* Passage provided *
Source-code
NebulaGraph Source Code Explained: fbthrift
Overview
Nebula Clients provide users with APIs in multiple programming languages to interact with NebulaGraph and repackages the data structure returned by the server for better use.
Currently, Nebula Clients support C++, Java, Python, Golang, and Rust.
Framework for service communication
Nebula Clients use fbthrift
https://github.com/facebook/fbthrift as the RPC framework for service communication between servers and clients to implement cross-language interaction.
At a high level, fbthrift is:
- A code generator: fbthrift has a code generator that generates data structures that can be serialized using Thrift in different languages.
- A serialization framework: fbthrift has a set of protocols to serialize the generated structures created from the code generator.
- An RPC framework: fbthrift has a framework to send messages between clients and servers and to call application-defined functions when receiving messages in different languages.
Examples
Take the Golang client as an example to show the application of fbthrift in NebulaGraph.
- The definition of the
Vertex
structure in servers:
struct Vertex {
Value vid;
std::vector<Tag> tags;
Vertex() = default;
};
- Define some data structures in
src/interface/common.thrift
:
struct Tag {
1: binary name,
// List of <prop_name, prop_value>
2: map<binary, Value> (cpp.template = "std::unordered_map") props,
} (cpp.type = "nebula::Tag")
struct Vertex {
1: Value vid,
2: list<Tag> tags,
} (cpp.type = "nebula::Vertex")
In the above example, we define a Vertex structure. (cpp.type = "nebula::Vertex")
indicates this structure corresponds to the nebula::Vertex
of the server.
- fbthrift will automatically generate the data structure in Golang:
// Attributes:
// - Vid
// - Tags
type Vertex struct {
Vid *Value `thrift:"vid,1" db:"vid" json:"vid"`
Tags []*Tag `thrift:"tags,2" db:"tags" json:"tags"`
}
func NewVertex() *Vertex {
return &Vertex{}
}
...
func (p *Vertex) Read(iprot thrift.Protocol) error { // Deserialization
...
}
func (p *Vertex) Write(oprot thrift.Protocol) error { // Serialization
...
}
- In
MATCH (v:Person) WHERE id(v) == "ABC" RETURN v
, the client requests a vertex (nebula::Vertex
) from the server. The server will serialize it after finding it. After the server finds this vertex, it will be serialized and sent to the client through thetransport
of the RPC communication framework. When the client receives this data, it will be deserialized to generate the corresponding data structure (type Vertex struct
) defined in the client.

* Data excerpt *
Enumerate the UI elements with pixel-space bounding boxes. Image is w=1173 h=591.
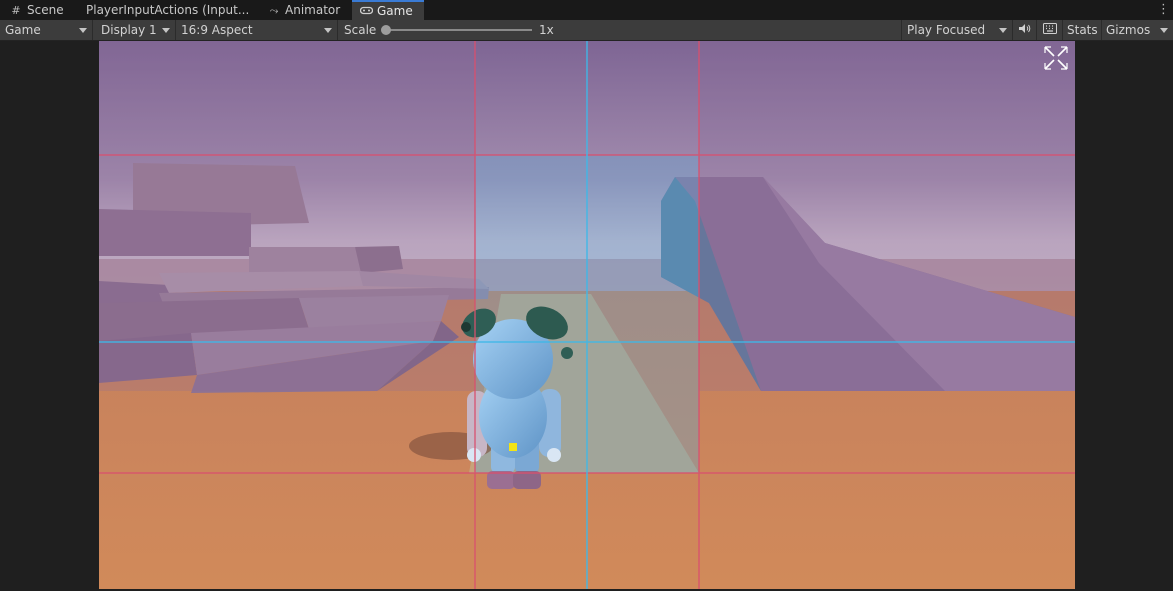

* Directions *
[1] According to the fbthrift article, which programming languages do Nebula Clients currently support?
[2] Copy the fbthrift article word for word from "At a high level, fbthrift" to "messages in different languages.".
Rely only on the fbthrift article, not on the listing.

* Worked answers *
[1] C++, Java, Python, Golang, and Rust.

[2]
At a high level, fbthrift is:
- A code generator: fbthrift has a code generator that generates data structures that can be serialized using Thrift in different languages.
- A serialization framework: fbthrift has a set of protocols to serialize the generated structures created from the code generator.
- An RPC framework: fbthrift has a framework to send messages between clients and servers and to call application-defined functions when receiving messages in different languages.